▸ **Exercise aim**:
Output each line exactly as it appears, skipping any embedded picture.

▸ **Data for the task**:
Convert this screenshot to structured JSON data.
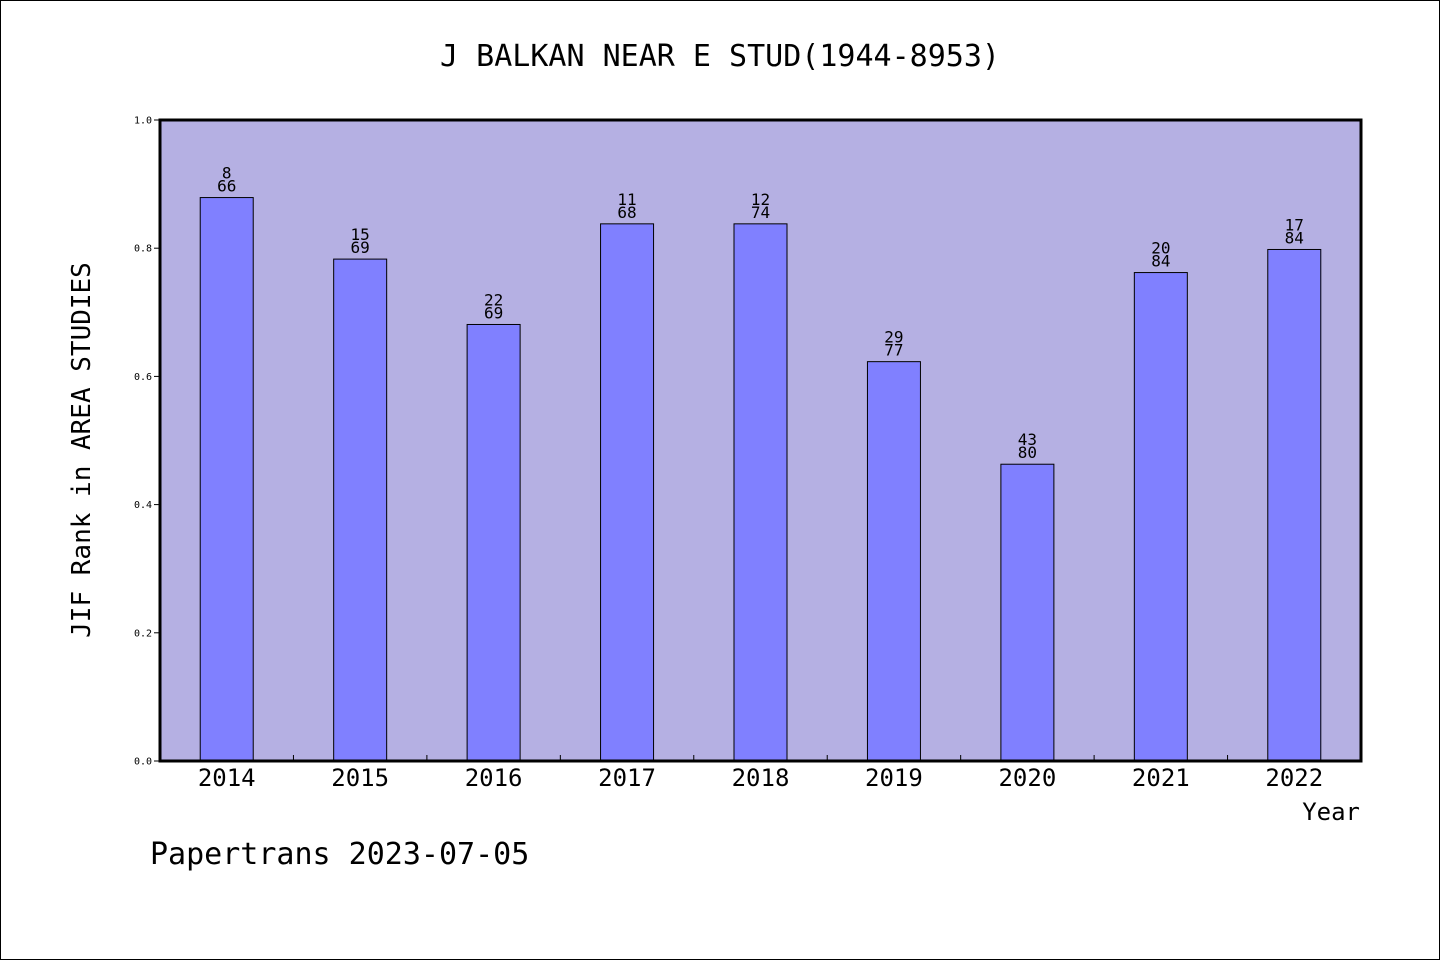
{
  "chart_data": {
    "type": "bar",
    "title": "J BALKAN NEAR E STUD(1944-8953)",
    "xlabel": "Year",
    "ylabel": "JIF Rank in AREA STUDIES",
    "ylim": [
      0,
      1.0
    ],
    "yticks": [
      "0.0",
      "0.2",
      "0.4",
      "0.6",
      "0.8",
      "1.0"
    ],
    "categories": [
      "2014",
      "2015",
      "2016",
      "2017",
      "2018",
      "2019",
      "2020",
      "2021",
      "2022"
    ],
    "values": [
      0.879,
      0.783,
      0.681,
      0.838,
      0.838,
      0.623,
      0.463,
      0.762,
      0.798
    ],
    "ranks": [
      "8",
      "15",
      "22",
      "11",
      "12",
      "29",
      "43",
      "20",
      "17"
    ],
    "totals": [
      "66",
      "69",
      "69",
      "68",
      "74",
      "77",
      "80",
      "84",
      "84"
    ],
    "grid": false,
    "colors": {
      "plot_background": "#b5b0e3",
      "bar": "#8080ff",
      "bar_edge": "#000000"
    }
  },
  "footer": "Papertrans 2023-07-05"
}
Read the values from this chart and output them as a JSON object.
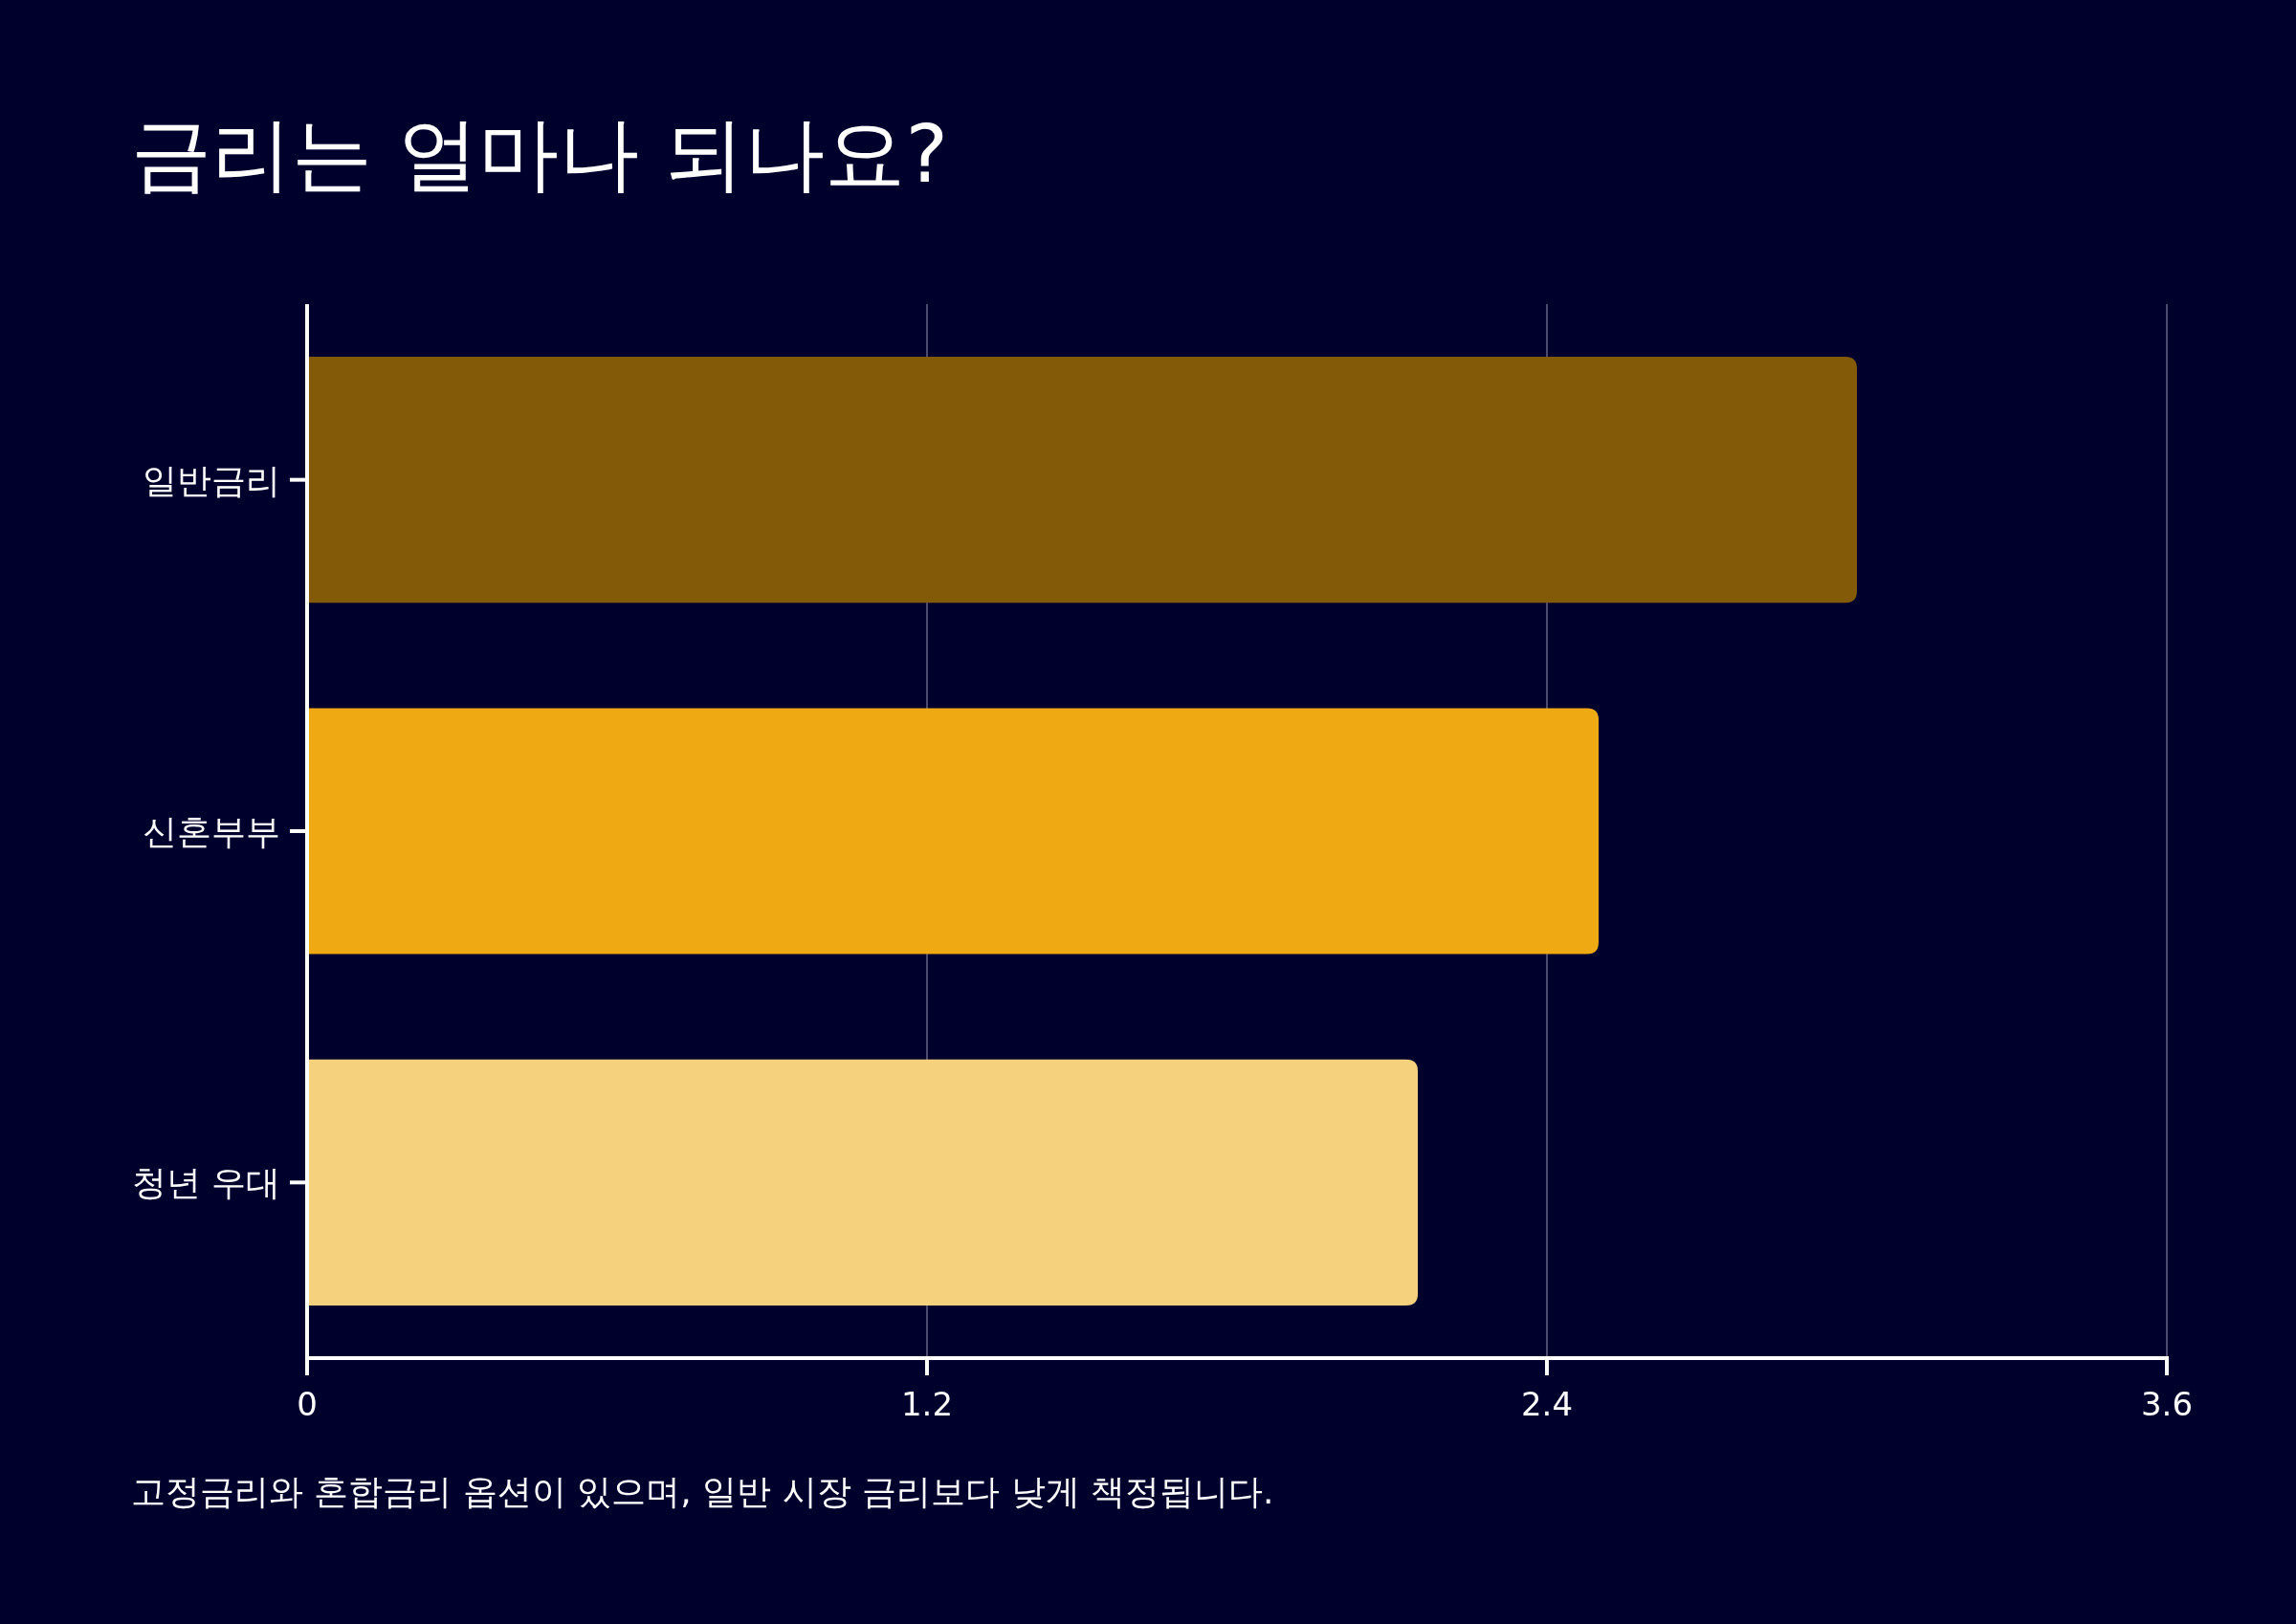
{
  "chart_data": {
    "type": "bar",
    "orientation": "horizontal",
    "title": "금리는 얼마나 되나요?",
    "categories": [
      "일반금리",
      "신혼부부",
      "청년 우대"
    ],
    "values": [
      3.0,
      2.5,
      2.15
    ],
    "colors": [
      "#825a08",
      "#efa913",
      "#f5d17e"
    ],
    "xlim": [
      0,
      3.6
    ],
    "xticks": [
      0,
      1.2,
      2.4,
      3.6
    ],
    "grid": "x",
    "annotations": [
      "고정금리와 혼합금리 옵션이 있으며, 일반 시장 금리보다 낮게 책정됩니다."
    ]
  }
}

▸ **Answer for this exercise**:
Convert this screenshot to structured JSON data.
{
  "chart_data": {
    "type": "bar",
    "title": "J BALKAN NEAR E STUD(1944-8953)",
    "xlabel": "Year",
    "ylabel": "JIF Rank in AREA STUDIES",
    "ylim": [
      0,
      1.0
    ],
    "yticks": [
      "0.0",
      "0.2",
      "0.4",
      "0.6",
      "0.8",
      "1.0"
    ],
    "categories": [
      "2014",
      "2015",
      "2016",
      "2017",
      "2018",
      "2019",
      "2020",
      "2021",
      "2022"
    ],
    "values": [
      0.879,
      0.783,
      0.681,
      0.838,
      0.838,
      0.623,
      0.463,
      0.762,
      0.798
    ],
    "ranks": [
      "8",
      "15",
      "22",
      "11",
      "12",
      "29",
      "43",
      "20",
      "17"
    ],
    "totals": [
      "66",
      "69",
      "69",
      "68",
      "74",
      "77",
      "80",
      "84",
      "84"
    ],
    "grid": false,
    "colors": {
      "plot_background": "#b5b0e3",
      "bar": "#8080ff",
      "bar_edge": "#000000"
    }
  },
  "footer": "Papertrans 2023-07-05"
}
Read the values from this chart and output them as a JSON object.
{
  "chart_data": {
    "type": "bar",
    "orientation": "horizontal",
    "title": "금리는 얼마나 되나요?",
    "categories": [
      "일반금리",
      "신혼부부",
      "청년 우대"
    ],
    "values": [
      3.0,
      2.5,
      2.15
    ],
    "colors": [
      "#825a08",
      "#efa913",
      "#f5d17e"
    ],
    "xlim": [
      0,
      3.6
    ],
    "xticks": [
      0,
      1.2,
      2.4,
      3.6
    ],
    "grid": "x",
    "annotations": [
      "고정금리와 혼합금리 옵션이 있으며, 일반 시장 금리보다 낮게 책정됩니다."
    ]
  }
}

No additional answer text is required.